:: Task input ::

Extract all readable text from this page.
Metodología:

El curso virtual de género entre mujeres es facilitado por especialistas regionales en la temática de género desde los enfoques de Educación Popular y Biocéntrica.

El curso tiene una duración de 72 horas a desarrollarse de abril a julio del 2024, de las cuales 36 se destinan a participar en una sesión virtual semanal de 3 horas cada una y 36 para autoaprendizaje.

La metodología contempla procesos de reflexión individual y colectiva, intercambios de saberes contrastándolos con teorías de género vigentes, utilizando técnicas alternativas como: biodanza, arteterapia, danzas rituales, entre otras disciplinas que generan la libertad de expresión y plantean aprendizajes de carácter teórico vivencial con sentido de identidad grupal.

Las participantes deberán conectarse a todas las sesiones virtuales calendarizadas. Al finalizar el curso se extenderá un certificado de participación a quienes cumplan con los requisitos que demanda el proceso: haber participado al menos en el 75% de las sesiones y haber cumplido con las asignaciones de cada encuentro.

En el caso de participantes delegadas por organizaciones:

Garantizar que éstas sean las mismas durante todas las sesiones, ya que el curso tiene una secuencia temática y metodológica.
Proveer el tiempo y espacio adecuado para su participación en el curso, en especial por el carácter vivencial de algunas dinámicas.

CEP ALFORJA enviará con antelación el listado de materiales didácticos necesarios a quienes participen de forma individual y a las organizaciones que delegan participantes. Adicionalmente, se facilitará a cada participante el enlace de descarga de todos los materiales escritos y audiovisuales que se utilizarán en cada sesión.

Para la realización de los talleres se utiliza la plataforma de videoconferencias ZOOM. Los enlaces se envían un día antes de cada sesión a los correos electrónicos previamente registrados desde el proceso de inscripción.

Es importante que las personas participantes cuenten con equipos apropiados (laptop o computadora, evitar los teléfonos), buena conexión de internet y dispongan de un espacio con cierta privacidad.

:::

What is needed. Return all of the entries exactly as they were supplied.

Expected answer.
Extract all readable text from this page.
Metodología:

El curso virtual de género entre mujeres es facilitado por especialistas regionales en la temática de género desde los enfoques de Educación Popular y Biocéntrica.

El curso tiene una duración de 72 horas a desarrollarse de abril a julio del 2024, de las cuales 36 se destinan a participar en una sesión virtual semanal de 3 horas cada una y 36 para autoaprendizaje.

La metodología contempla procesos de reflexión individual y colectiva, intercambios de saberes contrastándolos con teorías de género vigentes, utilizando técnicas alternativas como: biodanza, arteterapia, danzas rituales, entre otras disciplinas que generan la libertad de expresión y plantean aprendizajes de carácter teórico vivencial con sentido de identidad grupal.

Las participantes deberán conectarse a todas las sesiones virtuales calendarizadas. Al finalizar el curso se extenderá un certificado de participación a quienes cumplan con los requisitos que demanda el proceso: haber participado al menos en el 75% de las sesiones y haber cumplido con las asignaciones de cada encuentro.

En el caso de participantes delegadas por organizaciones:

Garantizar que éstas sean las mismas durante todas las sesiones, ya que el curso tiene una secuencia temática y metodológica.
Proveer el tiempo y espacio adecuado para su participación en el curso, en especial por el carácter vivencial de algunas dinámicas.

CEP ALFORJA enviará con antelación el listado de materiales didácticos necesarios a quienes participen de forma individual y a las organizaciones que delegan participantes. Adicionalmente, se facilitará a cada participante el enlace de descarga de todos los materiales escritos y audiovisuales que se utilizarán en cada sesión.

Para la realización de los talleres se utiliza la plataforma de videoconferencias ZOOM. Los enlaces se envían un día antes de cada sesión a los correos electrónicos previamente registrados desde el proceso de inscripción.

Es importante que las personas participantes cuenten con equipos apropiados (laptop o computadora, evitar los teléfonos), buena conexión de internet y dispongan de un espacio con cierta privacidad.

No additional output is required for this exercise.